**Stored records**:
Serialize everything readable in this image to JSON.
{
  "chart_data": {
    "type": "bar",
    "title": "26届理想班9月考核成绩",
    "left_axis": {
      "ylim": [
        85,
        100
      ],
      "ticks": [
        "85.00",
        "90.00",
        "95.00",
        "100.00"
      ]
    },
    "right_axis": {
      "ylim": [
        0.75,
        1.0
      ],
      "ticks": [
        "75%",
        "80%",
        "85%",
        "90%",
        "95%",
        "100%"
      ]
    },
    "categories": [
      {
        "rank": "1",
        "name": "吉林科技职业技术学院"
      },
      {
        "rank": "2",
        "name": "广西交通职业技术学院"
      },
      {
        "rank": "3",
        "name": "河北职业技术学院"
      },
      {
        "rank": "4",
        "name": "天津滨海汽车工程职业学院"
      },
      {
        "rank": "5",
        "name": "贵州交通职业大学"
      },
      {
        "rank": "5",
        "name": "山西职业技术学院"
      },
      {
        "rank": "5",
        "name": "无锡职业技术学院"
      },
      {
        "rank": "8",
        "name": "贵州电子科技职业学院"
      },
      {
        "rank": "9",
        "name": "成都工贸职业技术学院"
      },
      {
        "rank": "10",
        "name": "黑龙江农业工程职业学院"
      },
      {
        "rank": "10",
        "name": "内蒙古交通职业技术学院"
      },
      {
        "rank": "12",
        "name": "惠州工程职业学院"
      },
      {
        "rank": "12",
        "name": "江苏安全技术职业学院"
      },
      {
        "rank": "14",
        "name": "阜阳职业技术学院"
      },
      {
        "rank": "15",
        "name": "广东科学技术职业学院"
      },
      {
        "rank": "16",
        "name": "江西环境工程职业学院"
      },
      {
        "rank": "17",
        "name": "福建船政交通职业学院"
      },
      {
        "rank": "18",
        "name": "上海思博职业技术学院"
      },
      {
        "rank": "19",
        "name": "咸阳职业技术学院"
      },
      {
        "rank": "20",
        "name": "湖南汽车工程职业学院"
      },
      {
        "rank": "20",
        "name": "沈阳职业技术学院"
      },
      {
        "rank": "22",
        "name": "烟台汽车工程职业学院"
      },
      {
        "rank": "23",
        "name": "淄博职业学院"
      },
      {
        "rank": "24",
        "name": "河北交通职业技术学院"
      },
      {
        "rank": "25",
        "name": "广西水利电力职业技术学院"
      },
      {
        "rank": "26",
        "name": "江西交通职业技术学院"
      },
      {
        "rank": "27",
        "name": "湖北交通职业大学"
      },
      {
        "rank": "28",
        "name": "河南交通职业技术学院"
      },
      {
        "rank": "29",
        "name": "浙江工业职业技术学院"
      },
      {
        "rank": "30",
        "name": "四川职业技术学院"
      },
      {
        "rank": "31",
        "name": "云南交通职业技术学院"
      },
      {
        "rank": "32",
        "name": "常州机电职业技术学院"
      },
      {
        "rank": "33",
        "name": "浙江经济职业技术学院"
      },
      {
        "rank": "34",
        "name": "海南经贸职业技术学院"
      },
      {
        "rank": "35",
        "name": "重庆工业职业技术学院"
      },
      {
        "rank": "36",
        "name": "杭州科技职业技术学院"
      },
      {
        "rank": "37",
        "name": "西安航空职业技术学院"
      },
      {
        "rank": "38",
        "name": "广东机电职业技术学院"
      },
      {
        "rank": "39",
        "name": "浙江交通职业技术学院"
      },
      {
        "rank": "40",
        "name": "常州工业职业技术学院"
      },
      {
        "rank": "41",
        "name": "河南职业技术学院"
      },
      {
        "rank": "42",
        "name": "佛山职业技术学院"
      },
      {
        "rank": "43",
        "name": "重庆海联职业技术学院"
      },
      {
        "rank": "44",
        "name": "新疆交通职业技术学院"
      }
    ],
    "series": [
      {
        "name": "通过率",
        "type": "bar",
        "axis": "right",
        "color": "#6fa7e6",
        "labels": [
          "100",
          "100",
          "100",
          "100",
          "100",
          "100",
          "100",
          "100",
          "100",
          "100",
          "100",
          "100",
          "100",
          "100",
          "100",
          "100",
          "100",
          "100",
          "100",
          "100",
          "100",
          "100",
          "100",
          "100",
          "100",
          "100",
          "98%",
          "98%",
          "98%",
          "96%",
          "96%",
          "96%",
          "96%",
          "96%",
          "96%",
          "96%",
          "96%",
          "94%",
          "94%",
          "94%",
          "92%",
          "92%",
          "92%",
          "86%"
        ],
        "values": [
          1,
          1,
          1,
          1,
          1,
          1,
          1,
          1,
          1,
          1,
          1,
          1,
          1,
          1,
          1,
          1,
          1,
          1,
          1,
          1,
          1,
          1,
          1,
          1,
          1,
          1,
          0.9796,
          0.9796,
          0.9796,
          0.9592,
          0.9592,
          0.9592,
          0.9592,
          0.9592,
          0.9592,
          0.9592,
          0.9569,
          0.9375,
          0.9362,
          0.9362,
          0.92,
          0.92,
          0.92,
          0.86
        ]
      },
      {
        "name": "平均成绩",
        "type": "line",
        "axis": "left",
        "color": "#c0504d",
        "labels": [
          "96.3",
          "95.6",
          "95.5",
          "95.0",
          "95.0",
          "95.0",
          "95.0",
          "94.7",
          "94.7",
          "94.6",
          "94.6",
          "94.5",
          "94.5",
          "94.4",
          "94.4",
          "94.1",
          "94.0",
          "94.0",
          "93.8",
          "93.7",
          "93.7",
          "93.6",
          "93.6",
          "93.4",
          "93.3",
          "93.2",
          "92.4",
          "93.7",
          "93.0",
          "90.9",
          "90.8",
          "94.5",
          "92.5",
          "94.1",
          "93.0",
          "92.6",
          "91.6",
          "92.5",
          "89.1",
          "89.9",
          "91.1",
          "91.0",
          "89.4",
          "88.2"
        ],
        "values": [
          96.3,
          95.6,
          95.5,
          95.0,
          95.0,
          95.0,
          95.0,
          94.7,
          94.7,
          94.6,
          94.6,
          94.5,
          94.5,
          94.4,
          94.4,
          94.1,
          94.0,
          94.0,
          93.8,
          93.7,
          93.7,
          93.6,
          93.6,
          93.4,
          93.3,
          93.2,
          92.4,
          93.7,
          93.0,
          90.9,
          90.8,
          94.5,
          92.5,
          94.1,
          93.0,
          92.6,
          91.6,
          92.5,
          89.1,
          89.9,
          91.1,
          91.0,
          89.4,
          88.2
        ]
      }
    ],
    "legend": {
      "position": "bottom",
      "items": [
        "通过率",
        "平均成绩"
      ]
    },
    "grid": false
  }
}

**The request**:
Transcribe the entire listing above precisely.

**Written solution**:
Serialize everything readable in this image to JSON.
{
  "chart_data": {
    "type": "bar",
    "title": "26届理想班9月考核成绩",
    "left_axis": {
      "ylim": [
        85,
        100
      ],
      "ticks": [
        "85.00",
        "90.00",
        "95.00",
        "100.00"
      ]
    },
    "right_axis": {
      "ylim": [
        0.75,
        1.0
      ],
      "ticks": [
        "75%",
        "80%",
        "85%",
        "90%",
        "95%",
        "100%"
      ]
    },
    "categories": [
      {
        "rank": "1",
        "name": "吉林科技职业技术学院"
      },
      {
        "rank": "2",
        "name": "广西交通职业技术学院"
      },
      {
        "rank": "3",
        "name": "河北职业技术学院"
      },
      {
        "rank": "4",
        "name": "天津滨海汽车工程职业学院"
      },
      {
        "rank": "5",
        "name": "贵州交通职业大学"
      },
      {
        "rank": "5",
        "name": "山西职业技术学院"
      },
      {
        "rank": "5",
        "name": "无锡职业技术学院"
      },
      {
        "rank": "8",
        "name": "贵州电子科技职业学院"
      },
      {
        "rank": "9",
        "name": "成都工贸职业技术学院"
      },
      {
        "rank": "10",
        "name": "黑龙江农业工程职业学院"
      },
      {
        "rank": "10",
        "name": "内蒙古交通职业技术学院"
      },
      {
        "rank": "12",
        "name": "惠州工程职业学院"
      },
      {
        "rank": "12",
        "name": "江苏安全技术职业学院"
      },
      {
        "rank": "14",
        "name": "阜阳职业技术学院"
      },
      {
        "rank": "15",
        "name": "广东科学技术职业学院"
      },
      {
        "rank": "16",
        "name": "江西环境工程职业学院"
      },
      {
        "rank": "17",
        "name": "福建船政交通职业学院"
      },
      {
        "rank": "18",
        "name": "上海思博职业技术学院"
      },
      {
        "rank": "19",
        "name": "咸阳职业技术学院"
      },
      {
        "rank": "20",
        "name": "湖南汽车工程职业学院"
      },
      {
        "rank": "20",
        "name": "沈阳职业技术学院"
      },
      {
        "rank": "22",
        "name": "烟台汽车工程职业学院"
      },
      {
        "rank": "23",
        "name": "淄博职业学院"
      },
      {
        "rank": "24",
        "name": "河北交通职业技术学院"
      },
      {
        "rank": "25",
        "name": "广西水利电力职业技术学院"
      },
      {
        "rank": "26",
        "name": "江西交通职业技术学院"
      },
      {
        "rank": "27",
        "name": "湖北交通职业大学"
      },
      {
        "rank": "28",
        "name": "河南交通职业技术学院"
      },
      {
        "rank": "29",
        "name": "浙江工业职业技术学院"
      },
      {
        "rank": "30",
        "name": "四川职业技术学院"
      },
      {
        "rank": "31",
        "name": "云南交通职业技术学院"
      },
      {
        "rank": "32",
        "name": "常州机电职业技术学院"
      },
      {
        "rank": "33",
        "name": "浙江经济职业技术学院"
      },
      {
        "rank": "34",
        "name": "海南经贸职业技术学院"
      },
      {
        "rank": "35",
        "name": "重庆工业职业技术学院"
      },
      {
        "rank": "36",
        "name": "杭州科技职业技术学院"
      },
      {
        "rank": "37",
        "name": "西安航空职业技术学院"
      },
      {
        "rank": "38",
        "name": "广东机电职业技术学院"
      },
      {
        "rank": "39",
        "name": "浙江交通职业技术学院"
      },
      {
        "rank": "40",
        "name": "常州工业职业技术学院"
      },
      {
        "rank": "41",
        "name": "河南职业技术学院"
      },
      {
        "rank": "42",
        "name": "佛山职业技术学院"
      },
      {
        "rank": "43",
        "name": "重庆海联职业技术学院"
      },
      {
        "rank": "44",
        "name": "新疆交通职业技术学院"
      }
    ],
    "series": [
      {
        "name": "通过率",
        "type": "bar",
        "axis": "right",
        "color": "#6fa7e6",
        "labels": [
          "100",
          "100",
          "100",
          "100",
          "100",
          "100",
          "100",
          "100",
          "100",
          "100",
          "100",
          "100",
          "100",
          "100",
          "100",
          "100",
          "100",
          "100",
          "100",
          "100",
          "100",
          "100",
          "100",
          "100",
          "100",
          "100",
          "98%",
          "98%",
          "98%",
          "96%",
          "96%",
          "96%",
          "96%",
          "96%",
          "96%",
          "96%",
          "96%",
          "94%",
          "94%",
          "94%",
          "92%",
          "92%",
          "92%",
          "86%"
        ],
        "values": [
          1,
          1,
          1,
          1,
          1,
          1,
          1,
          1,
          1,
          1,
          1,
          1,
          1,
          1,
          1,
          1,
          1,
          1,
          1,
          1,
          1,
          1,
          1,
          1,
          1,
          1,
          0.9796,
          0.9796,
          0.9796,
          0.9592,
          0.9592,
          0.9592,
          0.9592,
          0.9592,
          0.9592,
          0.9592,
          0.9569,
          0.9375,
          0.9362,
          0.9362,
          0.92,
          0.92,
          0.92,
          0.86
        ]
      },
      {
        "name": "平均成绩",
        "type": "line",
        "axis": "left",
        "color": "#c0504d",
        "labels": [
          "96.3",
          "95.6",
          "95.5",
          "95.0",
          "95.0",
          "95.0",
          "95.0",
          "94.7",
          "94.7",
          "94.6",
          "94.6",
          "94.5",
          "94.5",
          "94.4",
          "94.4",
          "94.1",
          "94.0",
          "94.0",
          "93.8",
          "93.7",
          "93.7",
          "93.6",
          "93.6",
          "93.4",
          "93.3",
          "93.2",
          "92.4",
          "93.7",
          "93.0",
          "90.9",
          "90.8",
          "94.5",
          "92.5",
          "94.1",
          "93.0",
          "92.6",
          "91.6",
          "92.5",
          "89.1",
          "89.9",
          "91.1",
          "91.0",
          "89.4",
          "88.2"
        ],
        "values": [
          96.3,
          95.6,
          95.5,
          95.0,
          95.0,
          95.0,
          95.0,
          94.7,
          94.7,
          94.6,
          94.6,
          94.5,
          94.5,
          94.4,
          94.4,
          94.1,
          94.0,
          94.0,
          93.8,
          93.7,
          93.7,
          93.6,
          93.6,
          93.4,
          93.3,
          93.2,
          92.4,
          93.7,
          93.0,
          90.9,
          90.8,
          94.5,
          92.5,
          94.1,
          93.0,
          92.6,
          91.6,
          92.5,
          89.1,
          89.9,
          91.1,
          91.0,
          89.4,
          88.2
        ]
      }
    ],
    "legend": {
      "position": "bottom",
      "items": [
        "通过率",
        "平均成绩"
      ]
    },
    "grid": false
  }
}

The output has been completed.